Given exercise = Set down the material below word for word, excluding the pictures.

Materials provided =

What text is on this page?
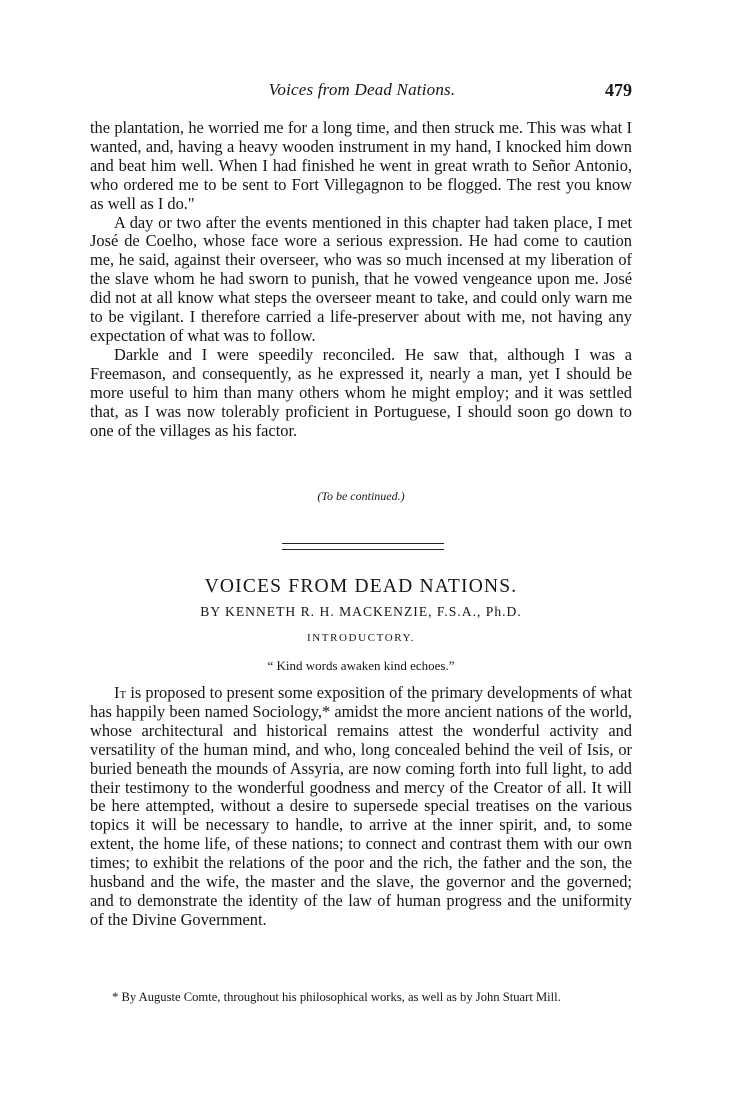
Voices from Dead Nations.	479

the plantation, he worried me for a long time, and then struck me. This was what I wanted, and, having a heavy wooden instrument in my hand, I knocked him down and beat him well. When I had finished he went in great wrath to Señor Antonio, who ordered me to be sent to Fort Villegagnon to be flogged. The rest you know as well as I do."

A day or two after the events mentioned in this chapter had taken place, I met José de Coelho, whose face wore a serious expression. He had come to caution me, he said, against their overseer, who was so much incensed at my liberation of the slave whom he had sworn to punish, that he vowed vengeance upon me. José did not at all know what steps the overseer meant to take, and could only warn me to be vigilant. I therefore carried a life-preserver about with me, not having any expectation of what was to follow.

Darkle and I were speedily reconciled. He saw that, although I was a Freemason, and consequently, as he expressed it, nearly a man, yet I should be more useful to him than many others whom he might employ; and it was settled that, as I was now tolerably proficient in Portuguese, I should soon go down to one of the villages as his factor.

(To be continued.)
VOICES FROM DEAD NATIONS.
BY KENNETH R. H. MACKENZIE, F.S.A., Ph.D.
INTRODUCTORY.
“ Kind words awaken kind echoes.”

It is proposed to present some exposition of the primary developments of what has happily been named Sociology,* amidst the more ancient nations of the world, whose architectural and historical remains attest the wonderful activity and versatility of the human mind, and who, long concealed behind the veil of Isis, or buried beneath the mounds of Assyria, are now coming forth into full light, to add their testimony to the wonderful goodness and mercy of the Creator of all. It will be here attempted, without a desire to supersede special treatises on the various topics it will be necessary to handle, to arrive at the inner spirit, and, to some extent, the home life, of these nations; to connect and contrast them with our own times; to exhibit the relations of the poor and the rich, the father and the son, the husband and the wife, the master and the slave, the governor and the governed; and to demonstrate the identity of the law of human progress and the uniformity of the Divine Government.

* By Auguste Comte, throughout his philosophical works, as well as by John Stuart Mill.
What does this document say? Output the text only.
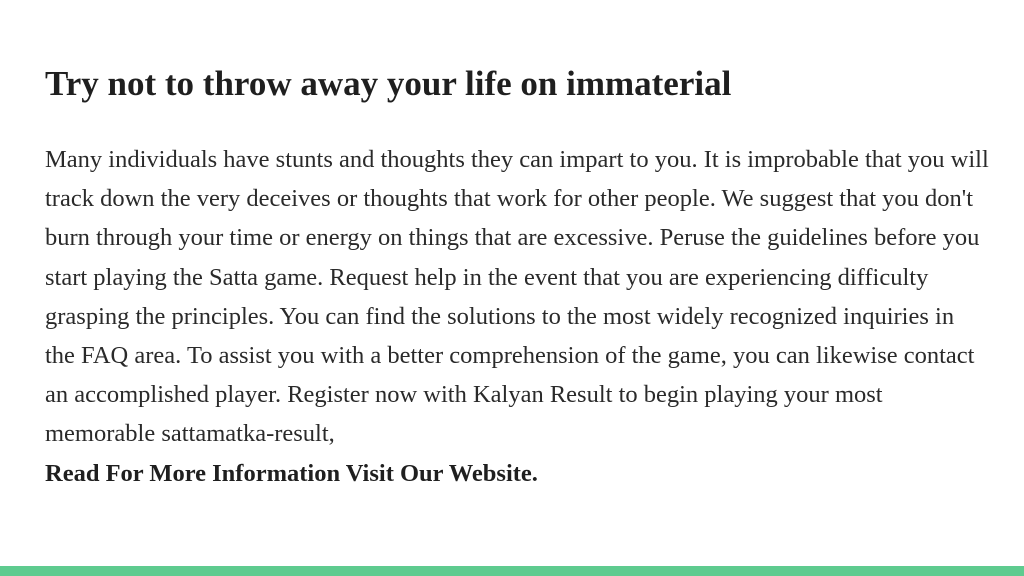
Try not to throw away your life on immaterial

Many individuals have stunts and thoughts they can impart to you. It is improbable that you will track down the very deceives or thoughts that work for other people. We suggest that you don't burn through your time or energy on things that are excessive. Peruse the guidelines before you start playing the Satta game. Request help in the event that you are experiencing difficulty grasping the principles. You can find the solutions to the most widely recognized inquiries in the FAQ area. To assist you with a better comprehension of the game, you can likewise contact an accomplished player. Register now with Kalyan Result to begin playing your most memorable sattamatka-result,
Read For More Information Visit Our Website.
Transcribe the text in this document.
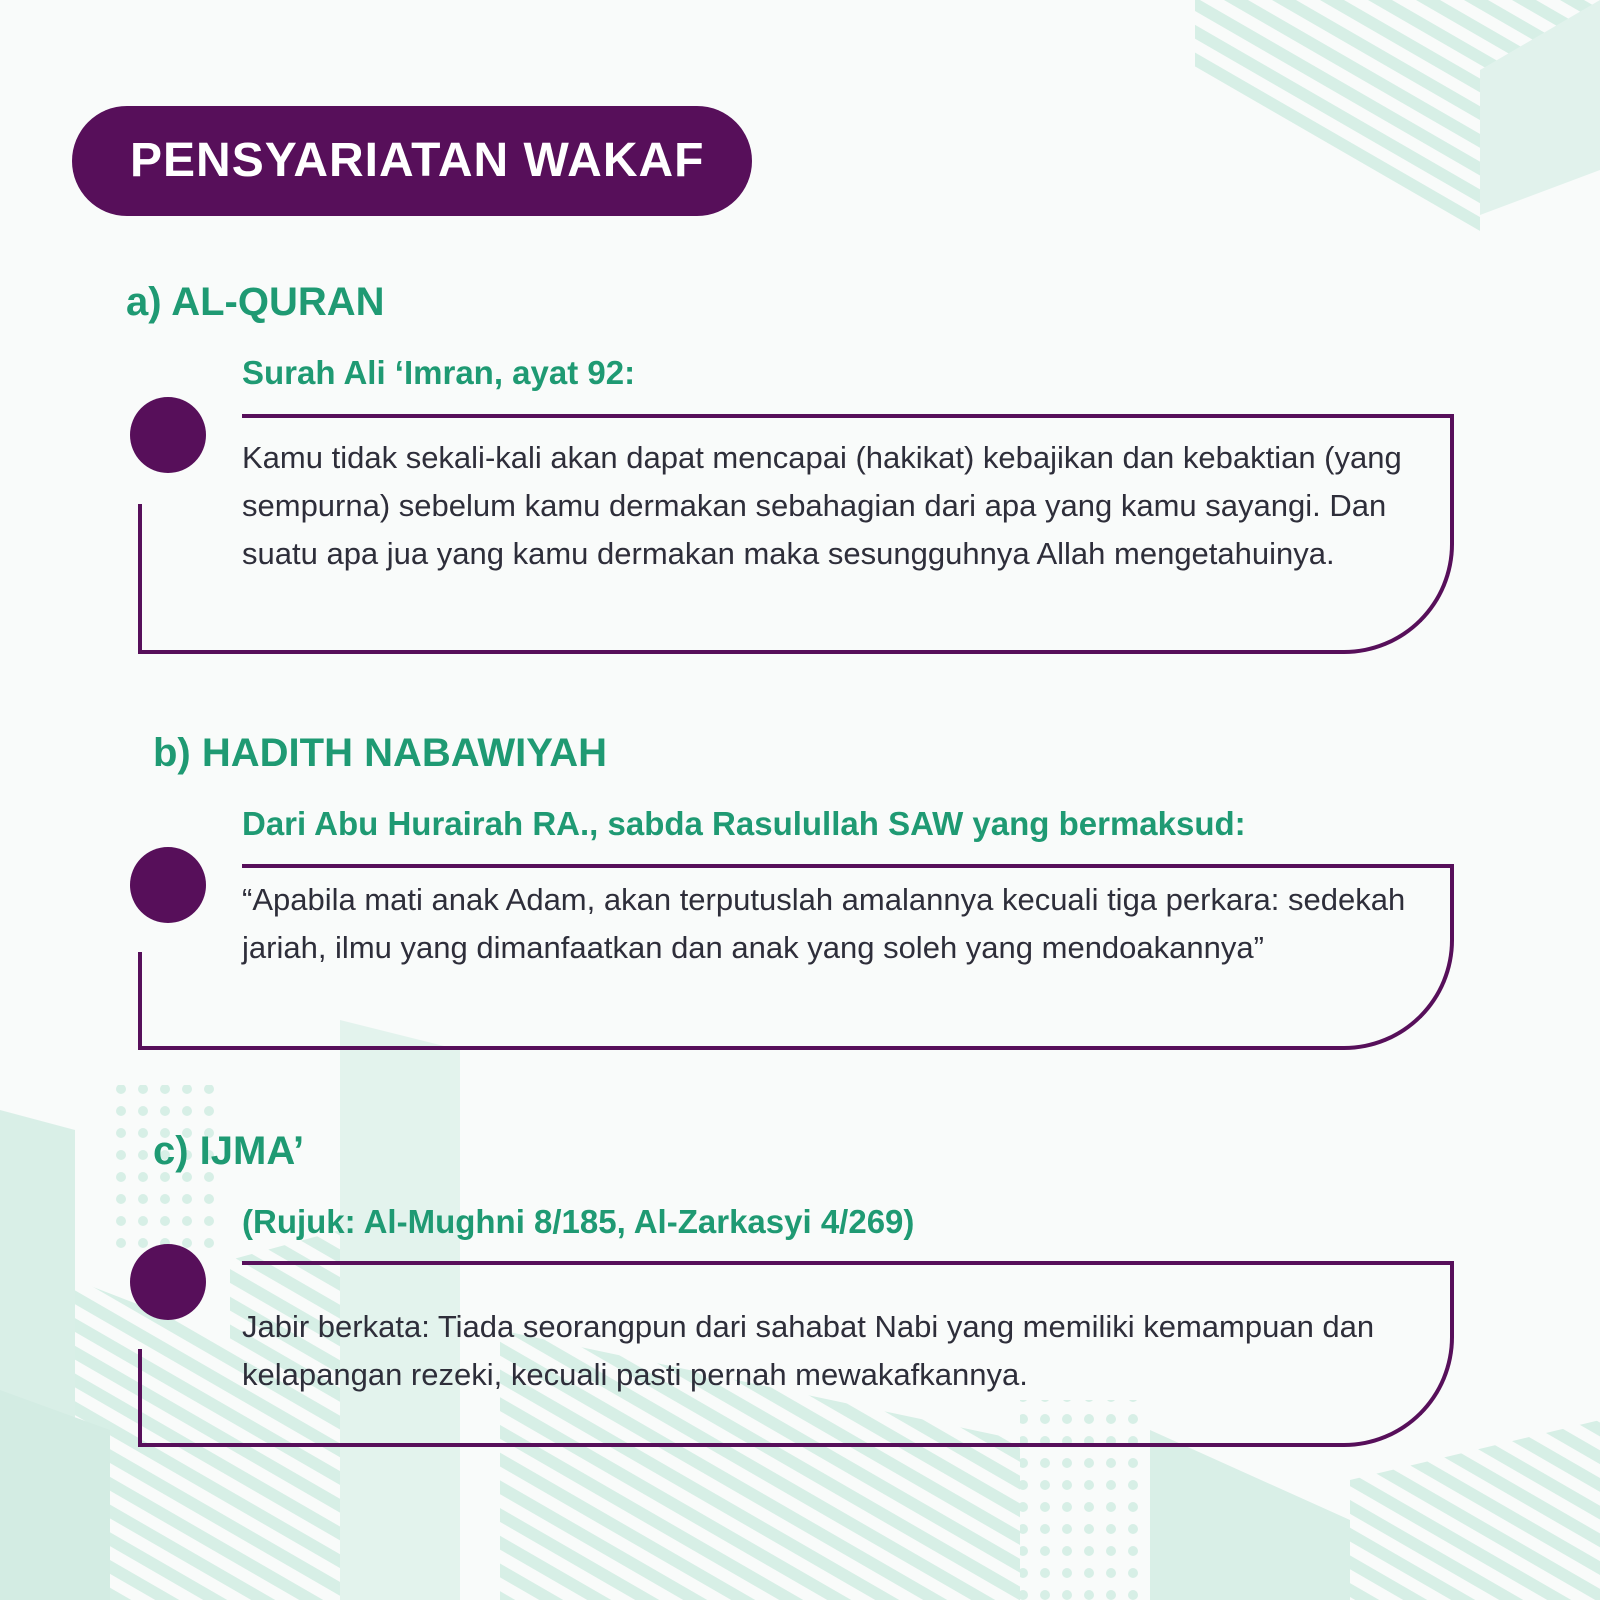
PENSYARIATAN WAKAF
a) AL-QURAN
Surah Ali ‘Imran, ayat 92:
Kamu tidak sekali-kali akan dapat mencapai (hakikat) kebajikan dan kebaktian (yang sempurna) sebelum kamu dermakan sebahagian dari apa yang kamu sayangi. Dan suatu apa jua yang kamu dermakan maka sesungguhnya Allah mengetahuinya.
b) HADITH NABAWIYAH
Dari Abu Hurairah RA., sabda Rasulullah SAW yang bermaksud:
“Apabila mati anak Adam, akan terputuslah amalannya kecuali tiga perkara: sedekah jariah, ilmu yang dimanfaatkan dan anak yang soleh yang mendoakannya”
c) IJMA’
(Rujuk: Al-Mughni 8/185, Al-Zarkasyi 4/269)
Jabir berkata: Tiada seorangpun dari sahabat Nabi yang memiliki kemampuan dan kelapangan rezeki, kecuali pasti pernah mewakafkannya.
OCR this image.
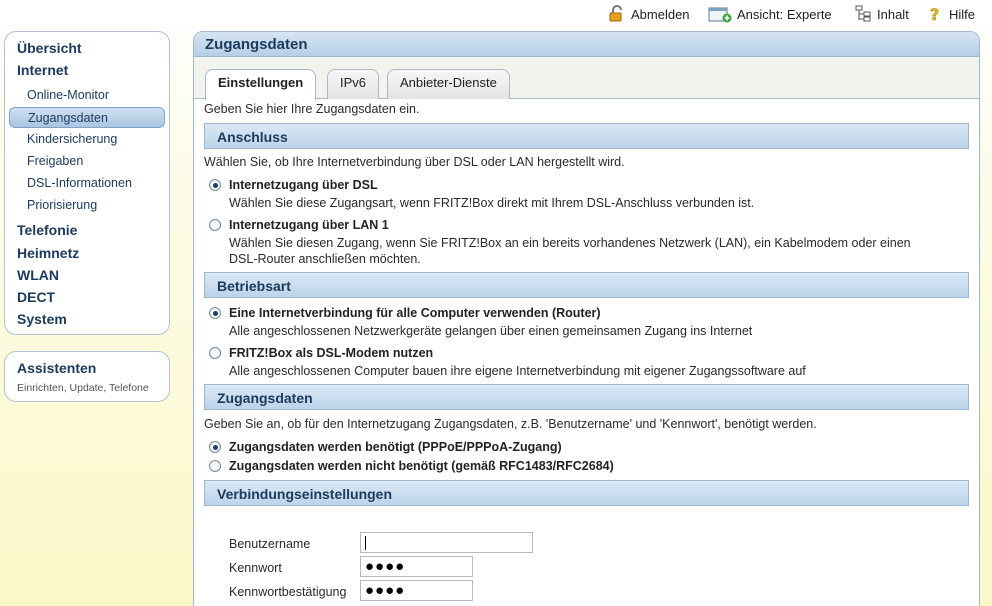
Abmelden	Ansicht: Experte	Inhalt ? Hilfe
Übersicht
Internet
Online-Monitor
Zugangsdaten
Kindersicherung
Freigaben
DSL-Informationen
Priorisierung
Telefonie
Heimnetz
WLAN
DECT
System
Assistenten
Einrichten, Update, Telefone
Zugangsdaten
Einstellungen	IPv6	Anbieter-Dienste
Geben Sie hier Ihre Zugangsdaten ein.
Anschluss
Wählen Sie, ob Ihre Internetverbindung über DSL oder LAN hergestellt wird.
Internetzugang über DSL
Wählen Sie diese Zugangsart, wenn FRITZ!Box direkt mit Ihrem DSL-Anschluss verbunden ist.
Internetzugang über LAN 1
Wählen Sie diesen Zugang, wenn Sie FRITZ!Box an ein bereits vorhandenes Netzwerk (LAN), ein Kabelmodem oder einen DSL-Router anschließen möchten.
Betriebsart
Eine Internetverbindung für alle Computer verwenden (Router)
Alle angeschlossenen Netzwerkgeräte gelangen über einen gemeinsamen Zugang ins Internet
FRITZ!Box als DSL-Modem nutzen
Alle angeschlossenen Computer bauen ihre eigene Internetverbindung mit eigener Zugangssoftware auf
Zugangsdaten
Geben Sie an, ob für den Internetzugang Zugangsdaten, z.B. 'Benutzername' und 'Kennwort', benötigt werden.
Zugangsdaten werden benötigt (PPPoE/PPPoA-Zugang)
Zugangsdaten werden nicht benötigt (gemäß RFC1483/RFC2684)
Verbindungseinstellungen
Benutzername
Kennwort	●●●●
Kennwortbestätigung ●●●●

Task answer =
What text is on this page?
Voices from Dead Nations.	479

the plantation, he worried me for a long time, and then struck me. This was what I wanted, and, having a heavy wooden instrument in my hand, I knocked him down and beat him well. When I had finished he went in great wrath to Señor Antonio, who ordered me to be sent to Fort Villegagnon to be flogged. The rest you know as well as I do."

A day or two after the events mentioned in this chapter had taken place, I met José de Coelho, whose face wore a serious expression. He had come to caution me, he said, against their overseer, who was so much incensed at my liberation of the slave whom he had sworn to punish, that he vowed vengeance upon me. José did not at all know what steps the overseer meant to take, and could only warn me to be vigilant. I therefore carried a life-preserver about with me, not having any expectation of what was to follow.

Darkle and I were speedily reconciled. He saw that, although I was a Freemason, and consequently, as he expressed it, nearly a man, yet I should be more useful to him than many others whom he might employ; and it was settled that, as I was now tolerably proficient in Portuguese, I should soon go down to one of the villages as his factor.

(To be continued.)
VOICES FROM DEAD NATIONS.
BY KENNETH R. H. MACKENZIE, F.S.A., Ph.D.
INTRODUCTORY.
“ Kind words awaken kind echoes.”

It is proposed to present some exposition of the primary developments of what has happily been named Sociology,* amidst the more ancient nations of the world, whose architectural and historical remains attest the wonderful activity and versatility of the human mind, and who, long concealed behind the veil of Isis, or buried beneath the mounds of Assyria, are now coming forth into full light, to add their testimony to the wonderful goodness and mercy of the Creator of all. It will be here attempted, without a desire to supersede special treatises on the various topics it will be necessary to handle, to arrive at the inner spirit, and, to some extent, the home life, of these nations; to connect and contrast them with our own times; to exhibit the relations of the poor and the rich, the father and the son, the husband and the wife, the master and the slave, the governor and the governed; and to demonstrate the identity of the law of human progress and the uniformity of the Divine Government.

* By Auguste Comte, throughout his philosophical works, as well as by John Stuart Mill.
What does this document say? Output the text only.
Try not to throw away your life on immaterial

Many individuals have stunts and thoughts they can impart to you. It is improbable that you will track down the very deceives or thoughts that work for other people. We suggest that you don't burn through your time or energy on things that are excessive. Peruse the guidelines before you start playing the Satta game. Request help in the event that you are experiencing difficulty grasping the principles. You can find the solutions to the most widely recognized inquiries in the FAQ area. To assist you with a better comprehension of the game, you can likewise contact an accomplished player. Register now with Kalyan Result to begin playing your most memorable sattamatka-result,
Read For More Information Visit Our Website.
Transcribe the text in this document.
PENSYARIATAN WAKAF
a) AL-QURAN
Surah Ali ‘Imran, ayat 92:
Kamu tidak sekali-kali akan dapat mencapai (hakikat) kebajikan dan kebaktian (yang sempurna) sebelum kamu dermakan sebahagian dari apa yang kamu sayangi. Dan suatu apa jua yang kamu dermakan maka sesungguhnya Allah mengetahuinya.
b) HADITH NABAWIYAH
Dari Abu Hurairah RA., sabda Rasulullah SAW yang bermaksud:
“Apabila mati anak Adam, akan terputuslah amalannya kecuali tiga perkara: sedekah jariah, ilmu yang dimanfaatkan dan anak yang soleh yang mendoakannya”
c) IJMA’
(Rujuk: Al-Mughni 8/185, Al-Zarkasyi 4/269)
Jabir berkata: Tiada seorangpun dari sahabat Nabi yang memiliki kemampuan dan kelapangan rezeki, kecuali pasti pernah mewakafkannya.
OCR this image.
Abmelden	Ansicht: Experte	Inhalt ? Hilfe
Übersicht
Internet
Online-Monitor
Zugangsdaten
Kindersicherung
Freigaben
DSL-Informationen
Priorisierung
Telefonie
Heimnetz
WLAN
DECT
System
Assistenten
Einrichten, Update, Telefone
Zugangsdaten
Einstellungen	IPv6	Anbieter-Dienste
Geben Sie hier Ihre Zugangsdaten ein.
Anschluss
Wählen Sie, ob Ihre Internetverbindung über DSL oder LAN hergestellt wird.
Internetzugang über DSL
Wählen Sie diese Zugangsart, wenn FRITZ!Box direkt mit Ihrem DSL-Anschluss verbunden ist.
Internetzugang über LAN 1
Wählen Sie diesen Zugang, wenn Sie FRITZ!Box an ein bereits vorhandenes Netzwerk (LAN), ein Kabelmodem oder einen DSL-Router anschließen möchten.
Betriebsart
Eine Internetverbindung für alle Computer verwenden (Router)
Alle angeschlossenen Netzwerkgeräte gelangen über einen gemeinsamen Zugang ins Internet
FRITZ!Box als DSL-Modem nutzen
Alle angeschlossenen Computer bauen ihre eigene Internetverbindung mit eigener Zugangssoftware auf
Zugangsdaten
Geben Sie an, ob für den Internetzugang Zugangsdaten, z.B. 'Benutzername' und 'Kennwort', benötigt werden.
Zugangsdaten werden benötigt (PPPoE/PPPoA-Zugang)
Zugangsdaten werden nicht benötigt (gemäß RFC1483/RFC2684)
Verbindungseinstellungen
Benutzername
Kennwort	●●●●
Kennwortbestätigung ●●●●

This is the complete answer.